SET PROBLEM: Please repeat all of the lines that follow, exactly as written.
>> begin
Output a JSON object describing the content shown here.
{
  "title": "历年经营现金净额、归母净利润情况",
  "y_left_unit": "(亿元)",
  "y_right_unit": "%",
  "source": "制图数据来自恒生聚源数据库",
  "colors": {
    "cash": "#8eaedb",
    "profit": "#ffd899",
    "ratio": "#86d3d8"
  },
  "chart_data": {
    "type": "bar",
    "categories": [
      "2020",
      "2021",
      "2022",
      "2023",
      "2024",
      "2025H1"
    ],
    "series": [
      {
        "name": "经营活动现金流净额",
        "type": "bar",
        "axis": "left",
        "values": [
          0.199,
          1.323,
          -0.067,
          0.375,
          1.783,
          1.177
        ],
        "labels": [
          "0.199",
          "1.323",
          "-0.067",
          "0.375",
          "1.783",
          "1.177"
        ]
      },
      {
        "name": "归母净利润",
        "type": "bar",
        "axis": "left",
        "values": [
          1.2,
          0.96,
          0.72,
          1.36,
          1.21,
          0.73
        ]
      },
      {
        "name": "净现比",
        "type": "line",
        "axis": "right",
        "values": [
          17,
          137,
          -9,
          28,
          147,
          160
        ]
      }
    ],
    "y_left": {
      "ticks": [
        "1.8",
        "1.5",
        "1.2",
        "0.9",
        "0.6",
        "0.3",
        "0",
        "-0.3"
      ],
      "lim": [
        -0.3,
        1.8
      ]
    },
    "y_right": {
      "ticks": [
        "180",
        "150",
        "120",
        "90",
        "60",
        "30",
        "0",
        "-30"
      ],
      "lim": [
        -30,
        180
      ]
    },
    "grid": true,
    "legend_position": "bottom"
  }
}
>> end
FINISHED ANSWER:
Output a JSON object describing the content shown here.
{
  "title": "历年经营现金净额、归母净利润情况",
  "y_left_unit": "(亿元)",
  "y_right_unit": "%",
  "source": "制图数据来自恒生聚源数据库",
  "colors": {
    "cash": "#8eaedb",
    "profit": "#ffd899",
    "ratio": "#86d3d8"
  },
  "chart_data": {
    "type": "bar",
    "categories": [
      "2020",
      "2021",
      "2022",
      "2023",
      "2024",
      "2025H1"
    ],
    "series": [
      {
        "name": "经营活动现金流净额",
        "type": "bar",
        "axis": "left",
        "values": [
          0.199,
          1.323,
          -0.067,
          0.375,
          1.783,
          1.177
        ],
        "labels": [
          "0.199",
          "1.323",
          "-0.067",
          "0.375",
          "1.783",
          "1.177"
        ]
      },
      {
        "name": "归母净利润",
        "type": "bar",
        "axis": "left",
        "values": [
          1.2,
          0.96,
          0.72,
          1.36,
          1.21,
          0.73
        ]
      },
      {
        "name": "净现比",
        "type": "line",
        "axis": "right",
        "values": [
          17,
          137,
          -9,
          28,
          147,
          160
        ]
      }
    ],
    "y_left": {
      "ticks": [
        "1.8",
        "1.5",
        "1.2",
        "0.9",
        "0.6",
        "0.3",
        "0",
        "-0.3"
      ],
      "lim": [
        -0.3,
        1.8
      ]
    },
    "y_right": {
      "ticks": [
        "180",
        "150",
        "120",
        "90",
        "60",
        "30",
        "0",
        "-30"
      ],
      "lim": [
        -30,
        180
      ]
    },
    "grid": true,
    "legend_position": "bottom"
  }
}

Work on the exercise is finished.